***** Entries provided

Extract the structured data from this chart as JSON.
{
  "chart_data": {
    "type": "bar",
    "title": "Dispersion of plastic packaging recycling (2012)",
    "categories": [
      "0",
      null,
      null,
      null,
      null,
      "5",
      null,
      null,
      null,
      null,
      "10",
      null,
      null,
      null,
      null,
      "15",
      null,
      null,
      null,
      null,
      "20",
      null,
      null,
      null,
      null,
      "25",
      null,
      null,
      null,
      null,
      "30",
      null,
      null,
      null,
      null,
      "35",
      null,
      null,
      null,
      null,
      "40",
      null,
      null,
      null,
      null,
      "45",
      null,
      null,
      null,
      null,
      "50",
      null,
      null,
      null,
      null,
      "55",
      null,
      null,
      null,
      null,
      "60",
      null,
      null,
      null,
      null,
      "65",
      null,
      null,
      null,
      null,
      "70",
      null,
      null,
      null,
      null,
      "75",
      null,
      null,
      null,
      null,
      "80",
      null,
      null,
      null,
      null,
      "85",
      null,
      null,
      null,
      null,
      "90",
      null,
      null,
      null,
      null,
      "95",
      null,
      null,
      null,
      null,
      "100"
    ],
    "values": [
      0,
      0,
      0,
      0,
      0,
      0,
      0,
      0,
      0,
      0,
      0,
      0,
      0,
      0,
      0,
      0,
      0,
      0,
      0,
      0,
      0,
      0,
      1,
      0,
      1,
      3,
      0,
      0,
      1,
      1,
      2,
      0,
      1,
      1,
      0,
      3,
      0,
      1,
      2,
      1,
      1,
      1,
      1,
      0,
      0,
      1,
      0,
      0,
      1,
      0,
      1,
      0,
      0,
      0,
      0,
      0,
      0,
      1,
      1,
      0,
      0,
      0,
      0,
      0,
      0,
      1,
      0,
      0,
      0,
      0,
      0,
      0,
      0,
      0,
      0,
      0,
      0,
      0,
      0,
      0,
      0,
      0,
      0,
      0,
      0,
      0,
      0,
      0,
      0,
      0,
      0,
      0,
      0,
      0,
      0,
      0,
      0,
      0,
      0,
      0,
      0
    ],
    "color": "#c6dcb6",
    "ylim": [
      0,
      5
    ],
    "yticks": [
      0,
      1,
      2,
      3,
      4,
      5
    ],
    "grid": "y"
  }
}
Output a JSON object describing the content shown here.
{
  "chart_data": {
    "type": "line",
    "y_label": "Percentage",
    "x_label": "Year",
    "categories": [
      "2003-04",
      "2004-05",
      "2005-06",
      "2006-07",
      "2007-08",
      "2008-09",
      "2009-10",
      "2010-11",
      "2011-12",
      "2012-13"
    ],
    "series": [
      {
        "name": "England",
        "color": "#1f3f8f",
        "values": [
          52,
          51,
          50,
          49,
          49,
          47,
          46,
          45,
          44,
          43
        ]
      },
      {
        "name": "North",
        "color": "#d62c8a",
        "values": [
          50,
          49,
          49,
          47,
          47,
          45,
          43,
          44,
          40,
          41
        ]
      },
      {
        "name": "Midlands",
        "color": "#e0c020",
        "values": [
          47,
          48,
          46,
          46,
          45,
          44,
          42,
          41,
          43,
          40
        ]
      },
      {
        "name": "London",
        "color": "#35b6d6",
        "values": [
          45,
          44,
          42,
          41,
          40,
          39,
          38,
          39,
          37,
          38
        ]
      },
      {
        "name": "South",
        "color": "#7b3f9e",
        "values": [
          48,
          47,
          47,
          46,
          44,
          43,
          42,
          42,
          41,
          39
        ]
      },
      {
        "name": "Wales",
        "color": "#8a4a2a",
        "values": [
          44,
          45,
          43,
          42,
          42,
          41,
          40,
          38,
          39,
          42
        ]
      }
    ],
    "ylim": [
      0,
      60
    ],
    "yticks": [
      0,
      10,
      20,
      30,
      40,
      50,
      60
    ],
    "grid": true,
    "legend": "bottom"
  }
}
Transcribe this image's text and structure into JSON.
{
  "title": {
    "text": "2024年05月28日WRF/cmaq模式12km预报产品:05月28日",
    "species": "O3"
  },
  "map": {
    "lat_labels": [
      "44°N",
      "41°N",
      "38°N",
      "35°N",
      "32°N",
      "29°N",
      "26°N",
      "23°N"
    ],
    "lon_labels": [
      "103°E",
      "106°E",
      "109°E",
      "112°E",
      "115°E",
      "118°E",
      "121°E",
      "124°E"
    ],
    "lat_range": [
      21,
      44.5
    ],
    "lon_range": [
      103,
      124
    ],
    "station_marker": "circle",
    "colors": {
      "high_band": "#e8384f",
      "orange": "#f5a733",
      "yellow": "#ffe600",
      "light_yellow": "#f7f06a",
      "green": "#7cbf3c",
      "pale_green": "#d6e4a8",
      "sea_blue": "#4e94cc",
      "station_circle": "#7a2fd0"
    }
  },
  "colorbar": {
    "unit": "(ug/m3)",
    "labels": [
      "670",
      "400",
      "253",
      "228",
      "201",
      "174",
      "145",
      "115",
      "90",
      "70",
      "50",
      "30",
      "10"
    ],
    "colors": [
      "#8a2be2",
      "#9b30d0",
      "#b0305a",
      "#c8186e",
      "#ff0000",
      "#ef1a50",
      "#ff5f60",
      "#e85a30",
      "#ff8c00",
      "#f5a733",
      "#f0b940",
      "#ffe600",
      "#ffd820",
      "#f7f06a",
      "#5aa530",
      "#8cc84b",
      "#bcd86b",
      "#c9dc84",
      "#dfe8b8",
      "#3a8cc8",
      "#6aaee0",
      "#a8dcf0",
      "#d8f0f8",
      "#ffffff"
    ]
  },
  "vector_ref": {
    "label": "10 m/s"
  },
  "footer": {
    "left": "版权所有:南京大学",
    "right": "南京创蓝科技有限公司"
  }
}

**********

Short problem: Copy out the full set of records precisely, leaving nothing out.

Solution to this exercise:
Extract the structured data from this chart as JSON.
{
  "chart_data": {
    "type": "bar",
    "title": "Dispersion of plastic packaging recycling (2012)",
    "categories": [
      "0",
      null,
      null,
      null,
      null,
      "5",
      null,
      null,
      null,
      null,
      "10",
      null,
      null,
      null,
      null,
      "15",
      null,
      null,
      null,
      null,
      "20",
      null,
      null,
      null,
      null,
      "25",
      null,
      null,
      null,
      null,
      "30",
      null,
      null,
      null,
      null,
      "35",
      null,
      null,
      null,
      null,
      "40",
      null,
      null,
      null,
      null,
      "45",
      null,
      null,
      null,
      null,
      "50",
      null,
      null,
      null,
      null,
      "55",
      null,
      null,
      null,
      null,
      "60",
      null,
      null,
      null,
      null,
      "65",
      null,
      null,
      null,
      null,
      "70",
      null,
      null,
      null,
      null,
      "75",
      null,
      null,
      null,
      null,
      "80",
      null,
      null,
      null,
      null,
      "85",
      null,
      null,
      null,
      null,
      "90",
      null,
      null,
      null,
      null,
      "95",
      null,
      null,
      null,
      null,
      "100"
    ],
    "values": [
      0,
      0,
      0,
      0,
      0,
      0,
      0,
      0,
      0,
      0,
      0,
      0,
      0,
      0,
      0,
      0,
      0,
      0,
      0,
      0,
      0,
      0,
      1,
      0,
      1,
      3,
      0,
      0,
      1,
      1,
      2,
      0,
      1,
      1,
      0,
      3,
      0,
      1,
      2,
      1,
      1,
      1,
      1,
      0,
      0,
      1,
      0,
      0,
      1,
      0,
      1,
      0,
      0,
      0,
      0,
      0,
      0,
      1,
      1,
      0,
      0,
      0,
      0,
      0,
      0,
      1,
      0,
      0,
      0,
      0,
      0,
      0,
      0,
      0,
      0,
      0,
      0,
      0,
      0,
      0,
      0,
      0,
      0,
      0,
      0,
      0,
      0,
      0,
      0,
      0,
      0,
      0,
      0,
      0,
      0,
      0,
      0,
      0,
      0,
      0,
      0
    ],
    "color": "#c6dcb6",
    "ylim": [
      0,
      5
    ],
    "yticks": [
      0,
      1,
      2,
      3,
      4,
      5
    ],
    "grid": "y"
  }
}
Output a JSON object describing the content shown here.
{
  "chart_data": {
    "type": "line",
    "y_label": "Percentage",
    "x_label": "Year",
    "categories": [
      "2003-04",
      "2004-05",
      "2005-06",
      "2006-07",
      "2007-08",
      "2008-09",
      "2009-10",
      "2010-11",
      "2011-12",
      "2012-13"
    ],
    "series": [
      {
        "name": "England",
        "color": "#1f3f8f",
        "values": [
          52,
          51,
          50,
          49,
          49,
          47,
          46,
          45,
          44,
          43
        ]
      },
      {
        "name": "North",
        "color": "#d62c8a",
        "values": [
          50,
          49,
          49,
          47,
          47,
          45,
          43,
          44,
          40,
          41
        ]
      },
      {
        "name": "Midlands",
        "color": "#e0c020",
        "values": [
          47,
          48,
          46,
          46,
          45,
          44,
          42,
          41,
          43,
          40
        ]
      },
      {
        "name": "London",
        "color": "#35b6d6",
        "values": [
          45,
          44,
          42,
          41,
          40,
          39,
          38,
          39,
          37,
          38
        ]
      },
      {
        "name": "South",
        "color": "#7b3f9e",
        "values": [
          48,
          47,
          47,
          46,
          44,
          43,
          42,
          42,
          41,
          39
        ]
      },
      {
        "name": "Wales",
        "color": "#8a4a2a",
        "values": [
          44,
          45,
          43,
          42,
          42,
          41,
          40,
          38,
          39,
          42
        ]
      }
    ],
    "ylim": [
      0,
      60
    ],
    "yticks": [
      0,
      10,
      20,
      30,
      40,
      50,
      60
    ],
    "grid": true,
    "legend": "bottom"
  }
}
Transcribe this image's text and structure into JSON.
{
  "title": {
    "text": "2024年05月28日WRF/cmaq模式12km预报产品:05月28日",
    "species": "O3"
  },
  "map": {
    "lat_labels": [
      "44°N",
      "41°N",
      "38°N",
      "35°N",
      "32°N",
      "29°N",
      "26°N",
      "23°N"
    ],
    "lon_labels": [
      "103°E",
      "106°E",
      "109°E",
      "112°E",
      "115°E",
      "118°E",
      "121°E",
      "124°E"
    ],
    "lat_range": [
      21,
      44.5
    ],
    "lon_range": [
      103,
      124
    ],
    "station_marker": "circle",
    "colors": {
      "high_band": "#e8384f",
      "orange": "#f5a733",
      "yellow": "#ffe600",
      "light_yellow": "#f7f06a",
      "green": "#7cbf3c",
      "pale_green": "#d6e4a8",
      "sea_blue": "#4e94cc",
      "station_circle": "#7a2fd0"
    }
  },
  "colorbar": {
    "unit": "(ug/m3)",
    "labels": [
      "670",
      "400",
      "253",
      "228",
      "201",
      "174",
      "145",
      "115",
      "90",
      "70",
      "50",
      "30",
      "10"
    ],
    "colors": [
      "#8a2be2",
      "#9b30d0",
      "#b0305a",
      "#c8186e",
      "#ff0000",
      "#ef1a50",
      "#ff5f60",
      "#e85a30",
      "#ff8c00",
      "#f5a733",
      "#f0b940",
      "#ffe600",
      "#ffd820",
      "#f7f06a",
      "#5aa530",
      "#8cc84b",
      "#bcd86b",
      "#c9dc84",
      "#dfe8b8",
      "#3a8cc8",
      "#6aaee0",
      "#a8dcf0",
      "#d8f0f8",
      "#ffffff"
    ]
  },
  "vector_ref": {
    "label": "10 m/s"
  },
  "footer": {
    "left": "版权所有:南京大学",
    "right": "南京创蓝科技有限公司"
  }
}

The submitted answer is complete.